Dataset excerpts

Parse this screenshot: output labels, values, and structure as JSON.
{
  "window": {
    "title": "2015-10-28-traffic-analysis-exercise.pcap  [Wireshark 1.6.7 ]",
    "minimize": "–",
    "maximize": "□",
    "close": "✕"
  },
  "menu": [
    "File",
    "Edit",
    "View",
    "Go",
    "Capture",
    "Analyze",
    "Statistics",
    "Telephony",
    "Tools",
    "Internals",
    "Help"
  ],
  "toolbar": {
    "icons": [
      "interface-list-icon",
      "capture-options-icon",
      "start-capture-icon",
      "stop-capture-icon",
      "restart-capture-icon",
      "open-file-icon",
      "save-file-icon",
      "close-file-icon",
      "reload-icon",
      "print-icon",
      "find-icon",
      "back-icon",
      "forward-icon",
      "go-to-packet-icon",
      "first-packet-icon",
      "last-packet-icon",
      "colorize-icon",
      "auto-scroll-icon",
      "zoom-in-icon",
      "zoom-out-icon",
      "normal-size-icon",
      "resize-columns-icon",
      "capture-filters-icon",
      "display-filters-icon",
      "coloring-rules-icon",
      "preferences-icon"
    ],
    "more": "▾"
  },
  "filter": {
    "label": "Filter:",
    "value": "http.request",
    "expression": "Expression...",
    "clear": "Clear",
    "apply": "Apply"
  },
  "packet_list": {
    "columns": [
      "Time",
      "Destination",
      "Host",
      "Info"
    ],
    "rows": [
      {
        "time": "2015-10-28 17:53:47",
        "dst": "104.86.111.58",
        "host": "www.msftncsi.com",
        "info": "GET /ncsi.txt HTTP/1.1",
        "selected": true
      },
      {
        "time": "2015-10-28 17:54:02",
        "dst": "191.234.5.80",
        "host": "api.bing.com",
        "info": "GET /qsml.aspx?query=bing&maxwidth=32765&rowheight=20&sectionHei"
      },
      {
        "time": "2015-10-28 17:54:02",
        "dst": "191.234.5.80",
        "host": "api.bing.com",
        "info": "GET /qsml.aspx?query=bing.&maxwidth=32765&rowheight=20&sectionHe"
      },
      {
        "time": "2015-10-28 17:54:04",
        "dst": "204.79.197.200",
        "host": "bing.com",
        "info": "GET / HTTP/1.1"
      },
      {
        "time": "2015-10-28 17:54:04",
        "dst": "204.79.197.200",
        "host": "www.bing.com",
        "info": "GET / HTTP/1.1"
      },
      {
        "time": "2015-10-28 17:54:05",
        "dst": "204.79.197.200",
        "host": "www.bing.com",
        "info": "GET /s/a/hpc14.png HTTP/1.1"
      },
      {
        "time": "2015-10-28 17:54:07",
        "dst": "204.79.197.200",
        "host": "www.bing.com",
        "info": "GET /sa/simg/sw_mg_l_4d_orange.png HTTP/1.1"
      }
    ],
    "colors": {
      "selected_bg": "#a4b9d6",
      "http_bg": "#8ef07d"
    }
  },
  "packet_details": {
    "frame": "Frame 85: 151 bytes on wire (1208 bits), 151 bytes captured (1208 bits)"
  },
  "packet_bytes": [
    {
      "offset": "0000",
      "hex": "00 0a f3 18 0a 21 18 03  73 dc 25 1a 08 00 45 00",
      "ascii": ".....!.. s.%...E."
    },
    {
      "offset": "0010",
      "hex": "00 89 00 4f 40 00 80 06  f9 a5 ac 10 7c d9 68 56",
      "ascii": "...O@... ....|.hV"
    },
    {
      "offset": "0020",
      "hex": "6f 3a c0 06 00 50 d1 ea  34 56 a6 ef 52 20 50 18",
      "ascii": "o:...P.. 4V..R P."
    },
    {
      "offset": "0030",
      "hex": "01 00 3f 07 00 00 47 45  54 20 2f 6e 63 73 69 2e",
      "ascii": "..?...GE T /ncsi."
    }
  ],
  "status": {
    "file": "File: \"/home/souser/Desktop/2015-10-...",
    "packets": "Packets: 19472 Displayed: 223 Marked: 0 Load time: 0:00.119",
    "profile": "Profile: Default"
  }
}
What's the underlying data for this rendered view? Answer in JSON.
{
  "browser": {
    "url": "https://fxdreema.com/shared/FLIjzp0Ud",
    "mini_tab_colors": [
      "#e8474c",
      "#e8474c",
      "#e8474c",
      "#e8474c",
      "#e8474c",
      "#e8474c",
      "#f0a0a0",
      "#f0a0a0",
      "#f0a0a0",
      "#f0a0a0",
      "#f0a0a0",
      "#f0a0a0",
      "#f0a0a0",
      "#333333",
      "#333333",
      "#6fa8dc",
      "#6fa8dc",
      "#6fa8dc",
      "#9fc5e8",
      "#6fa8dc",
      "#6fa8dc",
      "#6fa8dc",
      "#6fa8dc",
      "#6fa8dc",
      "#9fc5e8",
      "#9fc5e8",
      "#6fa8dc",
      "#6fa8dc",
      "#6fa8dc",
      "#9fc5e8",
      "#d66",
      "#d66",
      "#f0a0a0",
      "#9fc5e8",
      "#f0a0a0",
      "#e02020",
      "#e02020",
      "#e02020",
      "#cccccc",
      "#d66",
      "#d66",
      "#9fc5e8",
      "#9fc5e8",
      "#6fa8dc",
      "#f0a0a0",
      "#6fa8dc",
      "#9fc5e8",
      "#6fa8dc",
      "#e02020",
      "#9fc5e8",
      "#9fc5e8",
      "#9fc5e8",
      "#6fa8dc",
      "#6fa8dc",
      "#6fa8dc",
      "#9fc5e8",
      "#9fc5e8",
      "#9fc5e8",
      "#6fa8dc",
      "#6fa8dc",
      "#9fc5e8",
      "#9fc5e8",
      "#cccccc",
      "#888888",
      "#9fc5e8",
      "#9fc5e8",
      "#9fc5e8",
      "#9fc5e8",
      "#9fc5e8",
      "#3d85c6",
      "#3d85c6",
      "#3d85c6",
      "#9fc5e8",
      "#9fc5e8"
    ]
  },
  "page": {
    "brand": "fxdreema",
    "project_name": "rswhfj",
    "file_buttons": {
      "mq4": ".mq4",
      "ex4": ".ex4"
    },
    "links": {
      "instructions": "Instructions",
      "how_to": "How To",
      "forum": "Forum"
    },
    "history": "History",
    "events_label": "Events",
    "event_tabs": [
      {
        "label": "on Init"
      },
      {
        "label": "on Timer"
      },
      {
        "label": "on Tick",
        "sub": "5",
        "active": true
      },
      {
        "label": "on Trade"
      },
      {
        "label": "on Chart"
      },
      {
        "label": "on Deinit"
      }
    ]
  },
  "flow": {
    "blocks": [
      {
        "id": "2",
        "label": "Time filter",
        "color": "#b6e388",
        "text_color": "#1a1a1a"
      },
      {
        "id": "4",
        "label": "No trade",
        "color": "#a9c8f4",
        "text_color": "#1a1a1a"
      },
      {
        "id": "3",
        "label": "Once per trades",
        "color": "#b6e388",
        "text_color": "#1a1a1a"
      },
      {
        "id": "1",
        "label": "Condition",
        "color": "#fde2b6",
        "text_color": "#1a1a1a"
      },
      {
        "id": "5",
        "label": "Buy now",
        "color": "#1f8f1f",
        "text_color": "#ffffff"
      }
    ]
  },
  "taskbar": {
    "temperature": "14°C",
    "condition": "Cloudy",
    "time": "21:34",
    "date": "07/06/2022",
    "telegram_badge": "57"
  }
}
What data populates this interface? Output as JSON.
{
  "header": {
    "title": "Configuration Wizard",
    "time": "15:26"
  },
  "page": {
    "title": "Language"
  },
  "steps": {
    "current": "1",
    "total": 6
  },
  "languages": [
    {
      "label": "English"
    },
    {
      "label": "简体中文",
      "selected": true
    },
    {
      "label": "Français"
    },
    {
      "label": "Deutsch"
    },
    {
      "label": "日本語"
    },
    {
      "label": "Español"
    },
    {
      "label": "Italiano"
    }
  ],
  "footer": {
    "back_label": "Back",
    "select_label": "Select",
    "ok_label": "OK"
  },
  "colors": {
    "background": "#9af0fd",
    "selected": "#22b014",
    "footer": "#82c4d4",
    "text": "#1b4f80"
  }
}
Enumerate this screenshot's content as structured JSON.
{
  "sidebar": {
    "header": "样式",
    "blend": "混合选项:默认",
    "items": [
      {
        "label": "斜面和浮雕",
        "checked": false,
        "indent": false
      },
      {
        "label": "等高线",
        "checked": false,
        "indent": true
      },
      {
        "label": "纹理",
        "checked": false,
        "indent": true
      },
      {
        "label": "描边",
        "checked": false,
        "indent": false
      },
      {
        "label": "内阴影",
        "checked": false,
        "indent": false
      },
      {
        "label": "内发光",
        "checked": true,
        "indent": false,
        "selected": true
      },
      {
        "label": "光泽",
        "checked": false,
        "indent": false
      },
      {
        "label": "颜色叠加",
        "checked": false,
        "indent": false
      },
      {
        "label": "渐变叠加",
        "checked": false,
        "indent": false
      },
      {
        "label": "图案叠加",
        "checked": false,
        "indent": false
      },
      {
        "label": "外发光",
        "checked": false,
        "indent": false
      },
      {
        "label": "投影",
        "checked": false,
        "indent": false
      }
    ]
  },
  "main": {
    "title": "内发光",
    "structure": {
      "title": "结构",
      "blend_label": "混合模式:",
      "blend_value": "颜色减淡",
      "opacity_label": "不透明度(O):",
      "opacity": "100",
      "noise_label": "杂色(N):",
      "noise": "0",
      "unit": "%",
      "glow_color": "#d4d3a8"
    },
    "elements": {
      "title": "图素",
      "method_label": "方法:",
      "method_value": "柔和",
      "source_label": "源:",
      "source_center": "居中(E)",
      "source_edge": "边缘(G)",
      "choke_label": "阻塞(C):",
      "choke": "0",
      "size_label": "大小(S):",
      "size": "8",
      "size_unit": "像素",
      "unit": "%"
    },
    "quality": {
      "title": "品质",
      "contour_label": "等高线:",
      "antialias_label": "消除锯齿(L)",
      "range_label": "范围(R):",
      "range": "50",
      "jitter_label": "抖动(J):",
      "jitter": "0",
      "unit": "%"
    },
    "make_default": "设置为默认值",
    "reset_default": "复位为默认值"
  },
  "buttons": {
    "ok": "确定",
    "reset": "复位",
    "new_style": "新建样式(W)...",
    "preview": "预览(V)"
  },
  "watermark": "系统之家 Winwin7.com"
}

Goal of the exercise
Go through the records and gather the lines that hold "rowheight".

Solution to the exercise
        "info": "GET /qsml.aspx?query=bing&maxwidth=32765&rowheight=20&sectionHei"
        "info": "GET /qsml.aspx?query=bing.&maxwidth=32765&rowheight=20&sectionHe"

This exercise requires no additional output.